**** SUPPLIED DATA

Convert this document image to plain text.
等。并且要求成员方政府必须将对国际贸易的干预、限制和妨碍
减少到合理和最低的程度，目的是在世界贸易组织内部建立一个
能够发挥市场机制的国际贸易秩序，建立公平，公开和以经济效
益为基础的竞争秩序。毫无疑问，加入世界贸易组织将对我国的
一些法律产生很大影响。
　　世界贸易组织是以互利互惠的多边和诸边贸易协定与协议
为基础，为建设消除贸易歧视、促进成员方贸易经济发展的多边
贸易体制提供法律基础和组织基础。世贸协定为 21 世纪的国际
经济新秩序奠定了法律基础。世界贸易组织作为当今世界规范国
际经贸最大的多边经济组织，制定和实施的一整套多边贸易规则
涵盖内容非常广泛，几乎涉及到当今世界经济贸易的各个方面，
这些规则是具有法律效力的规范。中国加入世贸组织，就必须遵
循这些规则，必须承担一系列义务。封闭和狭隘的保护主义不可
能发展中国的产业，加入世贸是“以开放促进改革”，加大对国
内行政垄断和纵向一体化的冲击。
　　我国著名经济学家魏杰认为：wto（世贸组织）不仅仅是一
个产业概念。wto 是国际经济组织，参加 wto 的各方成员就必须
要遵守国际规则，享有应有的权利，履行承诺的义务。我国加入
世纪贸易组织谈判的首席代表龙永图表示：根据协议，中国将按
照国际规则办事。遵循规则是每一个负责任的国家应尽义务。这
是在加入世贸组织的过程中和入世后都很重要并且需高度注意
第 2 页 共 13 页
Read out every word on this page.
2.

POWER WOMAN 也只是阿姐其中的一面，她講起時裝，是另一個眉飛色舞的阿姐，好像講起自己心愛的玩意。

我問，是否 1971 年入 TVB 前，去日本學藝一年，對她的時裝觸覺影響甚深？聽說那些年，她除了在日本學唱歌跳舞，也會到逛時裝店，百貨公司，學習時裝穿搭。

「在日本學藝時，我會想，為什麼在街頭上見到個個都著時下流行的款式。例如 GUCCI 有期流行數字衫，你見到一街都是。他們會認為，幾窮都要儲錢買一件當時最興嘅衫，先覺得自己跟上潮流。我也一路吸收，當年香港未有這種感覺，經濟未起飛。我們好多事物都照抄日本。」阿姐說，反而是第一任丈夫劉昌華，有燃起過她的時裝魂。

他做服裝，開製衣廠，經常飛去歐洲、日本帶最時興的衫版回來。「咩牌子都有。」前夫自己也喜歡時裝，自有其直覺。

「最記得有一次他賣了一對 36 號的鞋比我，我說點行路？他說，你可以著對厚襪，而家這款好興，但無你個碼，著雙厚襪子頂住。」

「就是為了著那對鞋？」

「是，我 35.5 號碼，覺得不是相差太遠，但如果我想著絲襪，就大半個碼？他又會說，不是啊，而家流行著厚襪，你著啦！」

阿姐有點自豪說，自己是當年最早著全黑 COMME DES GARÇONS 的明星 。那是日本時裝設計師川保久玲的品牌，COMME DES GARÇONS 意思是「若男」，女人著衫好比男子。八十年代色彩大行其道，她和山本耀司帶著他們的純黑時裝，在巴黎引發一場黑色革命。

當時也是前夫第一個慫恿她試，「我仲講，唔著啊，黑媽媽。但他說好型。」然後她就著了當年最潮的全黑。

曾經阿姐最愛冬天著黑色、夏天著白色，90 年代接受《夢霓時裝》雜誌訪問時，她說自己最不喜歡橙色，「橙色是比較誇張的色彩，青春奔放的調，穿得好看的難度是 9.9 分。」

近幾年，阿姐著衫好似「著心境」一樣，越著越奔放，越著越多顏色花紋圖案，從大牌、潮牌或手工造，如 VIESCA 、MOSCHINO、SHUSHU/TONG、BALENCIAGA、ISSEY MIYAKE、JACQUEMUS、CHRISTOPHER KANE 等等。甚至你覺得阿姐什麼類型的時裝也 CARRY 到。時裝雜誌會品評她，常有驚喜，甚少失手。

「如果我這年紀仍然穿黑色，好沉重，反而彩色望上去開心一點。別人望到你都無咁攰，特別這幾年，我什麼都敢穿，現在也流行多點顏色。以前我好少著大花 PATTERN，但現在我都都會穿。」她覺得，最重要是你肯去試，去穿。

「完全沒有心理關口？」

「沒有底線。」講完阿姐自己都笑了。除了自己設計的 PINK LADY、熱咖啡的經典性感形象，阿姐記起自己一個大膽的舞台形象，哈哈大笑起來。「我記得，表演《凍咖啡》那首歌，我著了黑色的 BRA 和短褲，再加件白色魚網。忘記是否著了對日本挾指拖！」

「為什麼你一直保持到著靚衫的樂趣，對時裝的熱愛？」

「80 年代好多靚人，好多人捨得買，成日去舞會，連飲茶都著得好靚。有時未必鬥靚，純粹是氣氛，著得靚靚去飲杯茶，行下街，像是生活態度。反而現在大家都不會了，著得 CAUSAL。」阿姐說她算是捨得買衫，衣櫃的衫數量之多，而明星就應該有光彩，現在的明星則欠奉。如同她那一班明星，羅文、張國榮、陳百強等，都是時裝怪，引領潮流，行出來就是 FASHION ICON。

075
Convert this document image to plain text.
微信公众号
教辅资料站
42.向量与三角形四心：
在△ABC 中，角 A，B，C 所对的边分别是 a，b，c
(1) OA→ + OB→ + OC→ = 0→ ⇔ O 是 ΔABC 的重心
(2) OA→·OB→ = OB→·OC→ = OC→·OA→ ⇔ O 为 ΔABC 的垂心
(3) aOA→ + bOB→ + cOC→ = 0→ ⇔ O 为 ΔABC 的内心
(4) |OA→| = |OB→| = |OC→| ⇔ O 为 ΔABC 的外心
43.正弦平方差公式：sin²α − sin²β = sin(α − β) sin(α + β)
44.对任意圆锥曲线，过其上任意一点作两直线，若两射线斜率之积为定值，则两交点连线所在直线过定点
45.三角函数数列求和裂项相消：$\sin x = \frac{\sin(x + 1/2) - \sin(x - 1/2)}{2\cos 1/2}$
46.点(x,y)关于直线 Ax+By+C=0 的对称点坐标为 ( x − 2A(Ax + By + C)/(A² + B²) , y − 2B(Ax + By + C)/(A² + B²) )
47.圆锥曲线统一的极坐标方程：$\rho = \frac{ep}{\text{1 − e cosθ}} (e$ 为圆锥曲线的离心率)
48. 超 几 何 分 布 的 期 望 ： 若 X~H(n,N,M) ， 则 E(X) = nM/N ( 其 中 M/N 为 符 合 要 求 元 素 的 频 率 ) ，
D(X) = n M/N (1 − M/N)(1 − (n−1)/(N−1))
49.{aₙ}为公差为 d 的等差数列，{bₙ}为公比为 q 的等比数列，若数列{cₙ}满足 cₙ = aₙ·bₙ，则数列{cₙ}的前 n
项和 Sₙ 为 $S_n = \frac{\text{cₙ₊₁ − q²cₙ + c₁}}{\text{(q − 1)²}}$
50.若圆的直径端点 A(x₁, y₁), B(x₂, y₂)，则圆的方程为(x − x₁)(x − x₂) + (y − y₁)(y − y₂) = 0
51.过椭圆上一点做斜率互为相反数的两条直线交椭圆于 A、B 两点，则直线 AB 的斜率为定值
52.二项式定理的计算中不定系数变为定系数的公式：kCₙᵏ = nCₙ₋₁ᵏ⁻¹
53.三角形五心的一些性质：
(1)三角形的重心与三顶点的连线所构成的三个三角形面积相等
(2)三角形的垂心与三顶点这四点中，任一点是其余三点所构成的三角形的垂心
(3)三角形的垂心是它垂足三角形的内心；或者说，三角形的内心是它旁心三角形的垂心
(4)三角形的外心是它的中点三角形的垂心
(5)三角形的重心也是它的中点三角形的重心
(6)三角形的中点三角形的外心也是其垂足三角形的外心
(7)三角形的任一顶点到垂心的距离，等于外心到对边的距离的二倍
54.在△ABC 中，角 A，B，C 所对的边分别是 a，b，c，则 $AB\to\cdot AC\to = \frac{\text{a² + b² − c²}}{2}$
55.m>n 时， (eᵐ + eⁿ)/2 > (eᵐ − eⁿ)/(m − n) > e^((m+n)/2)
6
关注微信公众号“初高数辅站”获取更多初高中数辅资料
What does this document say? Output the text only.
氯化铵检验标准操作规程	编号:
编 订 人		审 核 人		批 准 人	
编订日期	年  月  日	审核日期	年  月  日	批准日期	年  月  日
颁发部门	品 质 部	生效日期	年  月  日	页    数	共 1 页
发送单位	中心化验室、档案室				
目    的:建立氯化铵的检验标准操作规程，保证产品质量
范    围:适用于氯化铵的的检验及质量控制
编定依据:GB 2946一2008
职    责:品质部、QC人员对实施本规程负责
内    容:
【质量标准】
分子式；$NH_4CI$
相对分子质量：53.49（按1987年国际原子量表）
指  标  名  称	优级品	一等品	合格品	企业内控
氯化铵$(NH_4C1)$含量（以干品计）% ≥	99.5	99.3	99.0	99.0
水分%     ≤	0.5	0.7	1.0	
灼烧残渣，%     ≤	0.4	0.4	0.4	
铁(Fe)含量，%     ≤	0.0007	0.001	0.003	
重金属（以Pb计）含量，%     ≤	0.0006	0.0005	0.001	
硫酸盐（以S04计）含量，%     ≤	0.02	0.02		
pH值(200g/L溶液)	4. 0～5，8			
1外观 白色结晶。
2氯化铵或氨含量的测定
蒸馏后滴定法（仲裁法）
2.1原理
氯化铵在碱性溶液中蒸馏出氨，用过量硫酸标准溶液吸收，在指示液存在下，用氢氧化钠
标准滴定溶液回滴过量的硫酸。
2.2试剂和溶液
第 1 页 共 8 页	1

********

BRIEF: From the data, pick out every line that includes "ΔABC".

WRITTEN ANSWER:
(1) OA→ + OB→ + OC→ = 0→ ⇔ O 是 ΔABC 的重心
(2) OA→·OB→ = OB→·OC→ = OC→·OA→ ⇔ O 为 ΔABC 的垂心
(3) aOA→ + bOB→ + cOC→ = 0→ ⇔ O 为 ΔABC 的内心
(4) |OA→| = |OB→| = |OC→| ⇔ O 为 ΔABC 的外心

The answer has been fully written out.